## WRITTEN INSTRUCTION:
Extract every line of the material that holds the string "Ipsum".

--- --- ---

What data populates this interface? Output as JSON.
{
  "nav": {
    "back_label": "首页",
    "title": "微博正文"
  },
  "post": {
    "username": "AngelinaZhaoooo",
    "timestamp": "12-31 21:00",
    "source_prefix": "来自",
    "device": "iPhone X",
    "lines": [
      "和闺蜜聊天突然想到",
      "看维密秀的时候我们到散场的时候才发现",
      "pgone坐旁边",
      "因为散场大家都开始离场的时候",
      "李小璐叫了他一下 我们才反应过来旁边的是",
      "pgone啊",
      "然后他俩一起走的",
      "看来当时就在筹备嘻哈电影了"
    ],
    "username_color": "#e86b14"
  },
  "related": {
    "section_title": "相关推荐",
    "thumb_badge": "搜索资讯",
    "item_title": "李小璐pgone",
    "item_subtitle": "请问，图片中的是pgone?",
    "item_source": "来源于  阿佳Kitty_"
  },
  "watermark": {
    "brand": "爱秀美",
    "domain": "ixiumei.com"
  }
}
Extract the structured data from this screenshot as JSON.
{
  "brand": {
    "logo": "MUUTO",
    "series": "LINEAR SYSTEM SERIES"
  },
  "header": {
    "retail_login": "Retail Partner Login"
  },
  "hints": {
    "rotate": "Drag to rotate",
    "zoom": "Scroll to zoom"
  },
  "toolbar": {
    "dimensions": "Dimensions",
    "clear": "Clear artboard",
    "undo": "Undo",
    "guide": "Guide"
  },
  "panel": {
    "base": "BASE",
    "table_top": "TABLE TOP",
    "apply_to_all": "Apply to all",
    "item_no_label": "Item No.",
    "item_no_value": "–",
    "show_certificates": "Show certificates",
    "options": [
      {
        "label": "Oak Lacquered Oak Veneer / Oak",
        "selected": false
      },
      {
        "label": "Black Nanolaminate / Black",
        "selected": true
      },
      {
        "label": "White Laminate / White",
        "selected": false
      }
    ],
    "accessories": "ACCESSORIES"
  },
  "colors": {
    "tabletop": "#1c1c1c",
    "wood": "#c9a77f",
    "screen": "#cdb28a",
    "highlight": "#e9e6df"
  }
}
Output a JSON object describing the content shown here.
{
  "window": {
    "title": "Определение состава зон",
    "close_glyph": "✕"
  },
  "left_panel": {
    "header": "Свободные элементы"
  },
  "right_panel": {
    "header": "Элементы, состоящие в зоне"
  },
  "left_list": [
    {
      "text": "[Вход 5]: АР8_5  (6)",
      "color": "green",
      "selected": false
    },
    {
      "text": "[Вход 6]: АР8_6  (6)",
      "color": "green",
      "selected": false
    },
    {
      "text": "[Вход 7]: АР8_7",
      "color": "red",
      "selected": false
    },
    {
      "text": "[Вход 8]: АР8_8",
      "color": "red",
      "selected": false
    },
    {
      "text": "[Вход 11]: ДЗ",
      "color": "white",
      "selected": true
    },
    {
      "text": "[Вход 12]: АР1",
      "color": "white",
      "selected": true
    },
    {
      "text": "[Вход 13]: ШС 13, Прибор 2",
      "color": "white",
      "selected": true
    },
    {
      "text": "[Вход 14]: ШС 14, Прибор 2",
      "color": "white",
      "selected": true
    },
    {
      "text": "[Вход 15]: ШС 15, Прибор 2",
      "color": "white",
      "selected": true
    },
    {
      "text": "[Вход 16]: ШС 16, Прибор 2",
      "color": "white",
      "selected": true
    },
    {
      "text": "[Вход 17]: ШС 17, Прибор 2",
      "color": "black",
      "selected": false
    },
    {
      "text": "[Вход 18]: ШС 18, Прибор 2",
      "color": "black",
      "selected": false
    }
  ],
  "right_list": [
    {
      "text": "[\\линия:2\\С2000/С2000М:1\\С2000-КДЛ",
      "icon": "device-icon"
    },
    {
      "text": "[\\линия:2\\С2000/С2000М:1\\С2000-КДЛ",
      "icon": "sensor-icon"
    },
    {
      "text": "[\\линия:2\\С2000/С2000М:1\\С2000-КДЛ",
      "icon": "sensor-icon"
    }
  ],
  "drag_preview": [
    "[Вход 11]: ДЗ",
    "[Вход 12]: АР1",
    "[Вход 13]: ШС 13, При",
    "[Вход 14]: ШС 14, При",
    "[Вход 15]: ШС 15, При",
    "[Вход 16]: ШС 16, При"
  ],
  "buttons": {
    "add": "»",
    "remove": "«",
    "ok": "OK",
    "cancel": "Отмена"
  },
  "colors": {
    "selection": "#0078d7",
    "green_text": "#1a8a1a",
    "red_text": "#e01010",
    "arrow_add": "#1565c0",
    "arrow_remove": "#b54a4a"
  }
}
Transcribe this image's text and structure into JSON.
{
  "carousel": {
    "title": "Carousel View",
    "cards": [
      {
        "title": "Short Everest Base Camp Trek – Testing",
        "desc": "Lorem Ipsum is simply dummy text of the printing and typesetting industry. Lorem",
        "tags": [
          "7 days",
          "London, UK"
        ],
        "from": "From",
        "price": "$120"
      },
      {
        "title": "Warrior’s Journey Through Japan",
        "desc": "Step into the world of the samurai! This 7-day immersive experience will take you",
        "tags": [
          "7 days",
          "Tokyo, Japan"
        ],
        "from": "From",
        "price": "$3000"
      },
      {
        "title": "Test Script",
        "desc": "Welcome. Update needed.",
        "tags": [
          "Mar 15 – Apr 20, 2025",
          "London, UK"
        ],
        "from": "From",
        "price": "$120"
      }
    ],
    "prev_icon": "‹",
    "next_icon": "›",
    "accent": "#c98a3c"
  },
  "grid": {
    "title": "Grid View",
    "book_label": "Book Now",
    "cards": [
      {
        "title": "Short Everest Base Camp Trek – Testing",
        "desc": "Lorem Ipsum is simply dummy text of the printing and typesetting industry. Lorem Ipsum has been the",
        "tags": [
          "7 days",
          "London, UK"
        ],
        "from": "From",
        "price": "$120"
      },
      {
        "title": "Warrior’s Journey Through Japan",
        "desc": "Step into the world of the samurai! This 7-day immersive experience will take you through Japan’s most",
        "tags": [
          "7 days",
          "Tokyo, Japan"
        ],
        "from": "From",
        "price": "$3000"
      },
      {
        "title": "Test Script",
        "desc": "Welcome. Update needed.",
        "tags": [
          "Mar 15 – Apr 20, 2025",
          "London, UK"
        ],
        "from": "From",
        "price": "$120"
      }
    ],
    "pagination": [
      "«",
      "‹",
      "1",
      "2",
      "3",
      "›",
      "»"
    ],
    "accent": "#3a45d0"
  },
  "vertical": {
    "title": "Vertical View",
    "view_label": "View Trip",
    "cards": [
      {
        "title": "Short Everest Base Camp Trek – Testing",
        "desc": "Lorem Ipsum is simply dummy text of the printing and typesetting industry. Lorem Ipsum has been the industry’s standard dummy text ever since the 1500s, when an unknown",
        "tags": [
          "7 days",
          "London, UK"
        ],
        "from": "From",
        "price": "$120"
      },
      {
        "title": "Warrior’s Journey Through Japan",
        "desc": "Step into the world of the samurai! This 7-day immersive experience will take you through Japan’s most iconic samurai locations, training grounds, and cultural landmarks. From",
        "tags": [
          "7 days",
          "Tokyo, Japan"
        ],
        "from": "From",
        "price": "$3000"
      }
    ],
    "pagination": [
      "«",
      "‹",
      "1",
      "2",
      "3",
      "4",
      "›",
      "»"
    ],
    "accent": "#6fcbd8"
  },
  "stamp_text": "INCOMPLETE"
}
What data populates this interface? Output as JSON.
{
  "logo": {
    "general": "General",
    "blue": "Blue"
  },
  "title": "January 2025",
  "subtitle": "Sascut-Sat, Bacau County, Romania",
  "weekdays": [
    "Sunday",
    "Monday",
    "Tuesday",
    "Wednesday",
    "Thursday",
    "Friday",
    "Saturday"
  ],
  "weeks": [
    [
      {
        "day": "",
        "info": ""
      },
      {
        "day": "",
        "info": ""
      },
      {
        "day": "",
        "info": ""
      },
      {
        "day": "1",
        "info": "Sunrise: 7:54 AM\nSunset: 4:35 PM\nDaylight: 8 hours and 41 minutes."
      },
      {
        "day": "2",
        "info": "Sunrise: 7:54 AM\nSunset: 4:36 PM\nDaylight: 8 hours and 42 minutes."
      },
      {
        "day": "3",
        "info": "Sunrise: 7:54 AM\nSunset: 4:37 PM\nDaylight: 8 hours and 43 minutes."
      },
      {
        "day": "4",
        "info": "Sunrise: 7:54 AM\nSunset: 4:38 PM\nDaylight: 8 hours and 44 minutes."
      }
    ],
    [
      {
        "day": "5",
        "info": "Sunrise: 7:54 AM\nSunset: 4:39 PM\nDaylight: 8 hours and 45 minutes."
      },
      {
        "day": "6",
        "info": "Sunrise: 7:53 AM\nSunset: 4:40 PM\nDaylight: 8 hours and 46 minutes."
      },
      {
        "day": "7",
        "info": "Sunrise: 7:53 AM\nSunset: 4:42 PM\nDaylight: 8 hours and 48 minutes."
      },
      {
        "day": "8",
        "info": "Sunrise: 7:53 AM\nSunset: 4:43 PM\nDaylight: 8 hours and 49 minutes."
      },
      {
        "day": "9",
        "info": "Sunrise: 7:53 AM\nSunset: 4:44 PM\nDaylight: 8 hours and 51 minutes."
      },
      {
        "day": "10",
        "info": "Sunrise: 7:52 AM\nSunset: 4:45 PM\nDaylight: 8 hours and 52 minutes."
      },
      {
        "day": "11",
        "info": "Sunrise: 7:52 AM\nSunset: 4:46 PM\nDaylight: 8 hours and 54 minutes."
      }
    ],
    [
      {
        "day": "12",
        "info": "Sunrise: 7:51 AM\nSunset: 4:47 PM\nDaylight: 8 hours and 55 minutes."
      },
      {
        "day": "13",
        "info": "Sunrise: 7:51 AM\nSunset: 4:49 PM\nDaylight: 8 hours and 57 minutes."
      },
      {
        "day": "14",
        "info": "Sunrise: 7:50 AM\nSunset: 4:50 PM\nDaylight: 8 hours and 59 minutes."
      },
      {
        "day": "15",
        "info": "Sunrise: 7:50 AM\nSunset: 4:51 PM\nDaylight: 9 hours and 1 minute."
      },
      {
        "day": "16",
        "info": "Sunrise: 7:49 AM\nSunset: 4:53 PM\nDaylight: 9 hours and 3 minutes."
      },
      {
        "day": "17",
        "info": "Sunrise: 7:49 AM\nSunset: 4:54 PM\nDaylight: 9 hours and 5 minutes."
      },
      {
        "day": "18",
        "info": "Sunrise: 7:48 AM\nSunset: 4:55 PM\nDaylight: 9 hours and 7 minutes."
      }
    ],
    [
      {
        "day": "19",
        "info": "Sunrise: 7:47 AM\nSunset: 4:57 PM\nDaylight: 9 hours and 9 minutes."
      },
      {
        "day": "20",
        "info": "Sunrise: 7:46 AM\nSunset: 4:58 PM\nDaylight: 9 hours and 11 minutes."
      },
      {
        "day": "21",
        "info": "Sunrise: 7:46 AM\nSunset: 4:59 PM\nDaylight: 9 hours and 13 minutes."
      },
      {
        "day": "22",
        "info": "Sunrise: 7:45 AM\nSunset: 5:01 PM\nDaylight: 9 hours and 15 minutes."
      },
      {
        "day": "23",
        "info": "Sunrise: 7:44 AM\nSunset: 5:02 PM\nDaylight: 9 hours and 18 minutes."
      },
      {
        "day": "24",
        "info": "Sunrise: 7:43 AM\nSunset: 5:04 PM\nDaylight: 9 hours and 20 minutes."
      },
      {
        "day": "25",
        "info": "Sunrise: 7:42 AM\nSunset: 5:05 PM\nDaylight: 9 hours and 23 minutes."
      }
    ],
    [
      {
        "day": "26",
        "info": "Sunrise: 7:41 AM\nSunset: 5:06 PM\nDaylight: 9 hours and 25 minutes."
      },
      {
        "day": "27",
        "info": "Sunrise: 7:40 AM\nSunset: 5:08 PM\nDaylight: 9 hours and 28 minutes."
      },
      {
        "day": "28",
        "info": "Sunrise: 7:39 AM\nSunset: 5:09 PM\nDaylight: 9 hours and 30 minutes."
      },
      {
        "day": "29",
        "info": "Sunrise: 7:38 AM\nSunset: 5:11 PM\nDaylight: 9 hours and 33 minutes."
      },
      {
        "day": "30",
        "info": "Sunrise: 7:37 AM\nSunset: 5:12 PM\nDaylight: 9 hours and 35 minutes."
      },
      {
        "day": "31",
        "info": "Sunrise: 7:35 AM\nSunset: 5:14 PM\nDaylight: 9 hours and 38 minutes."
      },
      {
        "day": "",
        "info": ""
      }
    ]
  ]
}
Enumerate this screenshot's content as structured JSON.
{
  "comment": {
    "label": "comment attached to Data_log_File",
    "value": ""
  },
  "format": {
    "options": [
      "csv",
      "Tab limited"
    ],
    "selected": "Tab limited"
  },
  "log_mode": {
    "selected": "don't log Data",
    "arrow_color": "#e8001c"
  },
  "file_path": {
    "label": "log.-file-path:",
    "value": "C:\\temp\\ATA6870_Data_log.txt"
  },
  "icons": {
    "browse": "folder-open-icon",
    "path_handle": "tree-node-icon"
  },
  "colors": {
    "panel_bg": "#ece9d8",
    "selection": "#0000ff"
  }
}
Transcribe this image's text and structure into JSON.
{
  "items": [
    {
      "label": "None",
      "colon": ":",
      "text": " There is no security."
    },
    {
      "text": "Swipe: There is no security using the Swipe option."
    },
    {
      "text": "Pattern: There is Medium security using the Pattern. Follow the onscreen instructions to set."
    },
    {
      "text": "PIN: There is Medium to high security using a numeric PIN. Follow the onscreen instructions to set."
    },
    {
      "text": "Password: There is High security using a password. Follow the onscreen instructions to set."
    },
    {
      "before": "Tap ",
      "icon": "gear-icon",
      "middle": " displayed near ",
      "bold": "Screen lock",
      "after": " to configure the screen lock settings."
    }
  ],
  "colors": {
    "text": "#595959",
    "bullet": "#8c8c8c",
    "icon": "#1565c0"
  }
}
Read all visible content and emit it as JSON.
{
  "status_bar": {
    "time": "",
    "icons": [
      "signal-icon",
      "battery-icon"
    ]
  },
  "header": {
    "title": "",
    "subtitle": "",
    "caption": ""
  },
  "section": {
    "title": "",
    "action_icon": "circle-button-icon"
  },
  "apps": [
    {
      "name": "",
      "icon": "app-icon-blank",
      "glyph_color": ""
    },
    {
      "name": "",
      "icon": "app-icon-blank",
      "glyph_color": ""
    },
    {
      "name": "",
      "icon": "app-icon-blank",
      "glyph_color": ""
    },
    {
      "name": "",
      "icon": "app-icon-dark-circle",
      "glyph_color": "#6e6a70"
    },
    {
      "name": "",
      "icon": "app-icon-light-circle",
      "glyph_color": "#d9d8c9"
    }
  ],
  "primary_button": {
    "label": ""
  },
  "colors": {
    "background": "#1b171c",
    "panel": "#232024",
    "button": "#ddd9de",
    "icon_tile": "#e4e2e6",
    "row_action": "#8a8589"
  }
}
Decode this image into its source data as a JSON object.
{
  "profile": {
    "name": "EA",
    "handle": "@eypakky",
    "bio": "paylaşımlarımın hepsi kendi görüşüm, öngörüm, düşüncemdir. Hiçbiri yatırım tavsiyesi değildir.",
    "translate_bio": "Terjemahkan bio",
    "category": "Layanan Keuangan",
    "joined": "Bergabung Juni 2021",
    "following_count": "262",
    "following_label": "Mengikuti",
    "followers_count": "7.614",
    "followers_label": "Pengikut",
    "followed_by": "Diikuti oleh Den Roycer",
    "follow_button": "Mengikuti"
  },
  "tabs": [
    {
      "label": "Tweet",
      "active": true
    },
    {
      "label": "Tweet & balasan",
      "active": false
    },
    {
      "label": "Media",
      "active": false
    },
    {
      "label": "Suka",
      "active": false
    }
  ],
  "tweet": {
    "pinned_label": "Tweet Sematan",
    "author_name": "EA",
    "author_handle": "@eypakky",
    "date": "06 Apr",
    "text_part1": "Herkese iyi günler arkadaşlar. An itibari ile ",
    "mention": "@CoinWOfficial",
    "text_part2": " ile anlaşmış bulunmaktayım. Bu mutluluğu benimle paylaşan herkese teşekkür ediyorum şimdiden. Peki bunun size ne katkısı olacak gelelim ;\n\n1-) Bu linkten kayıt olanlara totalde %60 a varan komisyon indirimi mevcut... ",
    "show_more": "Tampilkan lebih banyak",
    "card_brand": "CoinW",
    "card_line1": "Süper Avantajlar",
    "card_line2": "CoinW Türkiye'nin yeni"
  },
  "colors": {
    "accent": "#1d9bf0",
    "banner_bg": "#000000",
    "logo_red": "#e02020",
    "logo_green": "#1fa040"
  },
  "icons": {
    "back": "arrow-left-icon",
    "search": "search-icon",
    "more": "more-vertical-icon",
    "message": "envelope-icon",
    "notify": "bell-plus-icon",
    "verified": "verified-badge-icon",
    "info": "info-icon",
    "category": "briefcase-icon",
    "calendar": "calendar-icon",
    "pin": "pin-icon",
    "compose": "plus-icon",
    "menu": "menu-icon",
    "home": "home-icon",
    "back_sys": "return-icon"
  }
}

--- --- ---

## EXPECTED ANSWER:
        "desc": "Lorem Ipsum is simply dummy text of the printing and typesetting industry. Lorem",
        "desc": "Lorem Ipsum is simply dummy text of the printing and typesetting industry. Lorem Ipsum has been the",
        "desc": "Lorem Ipsum is simply dummy text of the printing and typesetting industry. Lorem Ipsum has been the industry’s standard dummy text ever since the 1500s, when an unknown",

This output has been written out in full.